→ Task goal
Reply with nothing except the number of lines that contain the word "kind".

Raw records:
= = =

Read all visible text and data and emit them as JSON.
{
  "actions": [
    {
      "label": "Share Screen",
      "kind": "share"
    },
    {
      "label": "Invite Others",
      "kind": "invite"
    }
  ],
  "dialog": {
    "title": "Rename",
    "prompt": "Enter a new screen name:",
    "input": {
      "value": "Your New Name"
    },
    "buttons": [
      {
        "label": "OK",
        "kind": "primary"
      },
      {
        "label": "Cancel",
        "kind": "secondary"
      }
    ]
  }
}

= = =

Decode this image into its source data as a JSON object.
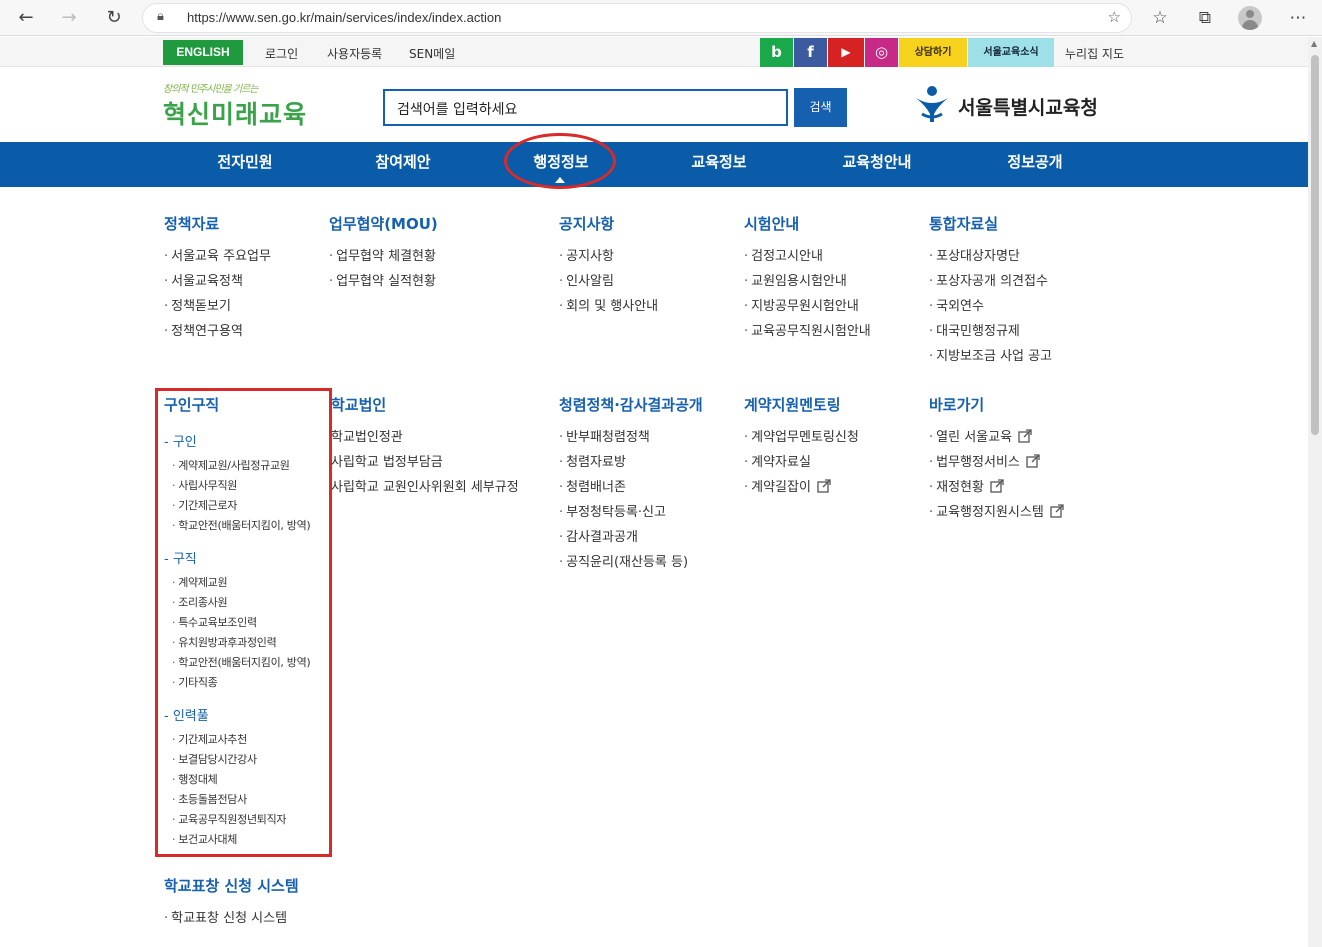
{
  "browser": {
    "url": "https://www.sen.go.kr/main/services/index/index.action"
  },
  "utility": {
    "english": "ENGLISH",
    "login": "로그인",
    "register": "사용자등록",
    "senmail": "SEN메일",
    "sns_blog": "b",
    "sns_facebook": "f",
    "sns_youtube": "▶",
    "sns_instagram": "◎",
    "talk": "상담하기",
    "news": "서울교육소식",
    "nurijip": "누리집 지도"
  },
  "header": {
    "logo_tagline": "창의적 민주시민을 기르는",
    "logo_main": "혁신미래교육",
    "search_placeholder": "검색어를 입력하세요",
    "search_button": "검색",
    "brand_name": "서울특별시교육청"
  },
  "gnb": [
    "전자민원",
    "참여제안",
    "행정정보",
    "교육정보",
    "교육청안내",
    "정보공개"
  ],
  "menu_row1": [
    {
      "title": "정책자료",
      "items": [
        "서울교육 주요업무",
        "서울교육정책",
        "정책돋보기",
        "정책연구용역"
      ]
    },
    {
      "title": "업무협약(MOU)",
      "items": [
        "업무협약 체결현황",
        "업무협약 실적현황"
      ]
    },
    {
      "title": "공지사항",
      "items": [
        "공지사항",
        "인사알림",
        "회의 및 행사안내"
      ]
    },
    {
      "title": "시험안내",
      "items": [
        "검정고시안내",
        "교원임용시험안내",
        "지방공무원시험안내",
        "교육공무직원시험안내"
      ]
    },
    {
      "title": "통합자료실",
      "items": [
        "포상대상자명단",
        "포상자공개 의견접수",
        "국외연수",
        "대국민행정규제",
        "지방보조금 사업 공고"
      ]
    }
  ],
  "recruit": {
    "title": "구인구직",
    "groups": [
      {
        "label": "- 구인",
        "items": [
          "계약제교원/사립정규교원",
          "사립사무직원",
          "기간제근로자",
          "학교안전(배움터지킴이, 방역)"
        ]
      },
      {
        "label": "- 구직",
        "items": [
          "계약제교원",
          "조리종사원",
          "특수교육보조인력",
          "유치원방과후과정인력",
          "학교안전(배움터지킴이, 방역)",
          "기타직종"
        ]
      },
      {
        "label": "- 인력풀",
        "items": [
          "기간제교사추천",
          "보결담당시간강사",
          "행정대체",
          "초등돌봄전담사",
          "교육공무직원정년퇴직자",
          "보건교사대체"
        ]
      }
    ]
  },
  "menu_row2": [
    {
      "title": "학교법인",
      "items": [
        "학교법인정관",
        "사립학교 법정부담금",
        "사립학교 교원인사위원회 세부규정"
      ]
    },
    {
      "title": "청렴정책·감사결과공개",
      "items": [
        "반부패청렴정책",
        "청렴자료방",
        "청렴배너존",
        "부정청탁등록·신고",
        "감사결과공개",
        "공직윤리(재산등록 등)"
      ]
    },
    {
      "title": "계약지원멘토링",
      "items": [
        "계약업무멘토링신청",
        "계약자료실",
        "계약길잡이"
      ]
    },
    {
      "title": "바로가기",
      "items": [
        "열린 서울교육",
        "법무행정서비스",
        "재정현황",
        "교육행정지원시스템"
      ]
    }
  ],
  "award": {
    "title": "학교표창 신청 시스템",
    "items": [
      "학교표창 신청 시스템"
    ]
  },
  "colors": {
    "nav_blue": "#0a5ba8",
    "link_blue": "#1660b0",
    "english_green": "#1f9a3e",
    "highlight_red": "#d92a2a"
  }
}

= = =

→ Correct output
4